Read the lines that follow and pick out every one containing the word "title".

- Exercise input:
- - -
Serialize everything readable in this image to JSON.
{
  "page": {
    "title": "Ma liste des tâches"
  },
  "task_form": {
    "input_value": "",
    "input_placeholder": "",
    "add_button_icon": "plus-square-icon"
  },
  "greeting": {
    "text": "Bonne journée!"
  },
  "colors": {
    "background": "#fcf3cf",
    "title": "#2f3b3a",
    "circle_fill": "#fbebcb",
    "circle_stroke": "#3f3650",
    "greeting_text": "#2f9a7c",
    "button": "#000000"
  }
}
- - -
- Finished task:
    "title": "Ma liste des tâches"
    "title": "#2f3b3a",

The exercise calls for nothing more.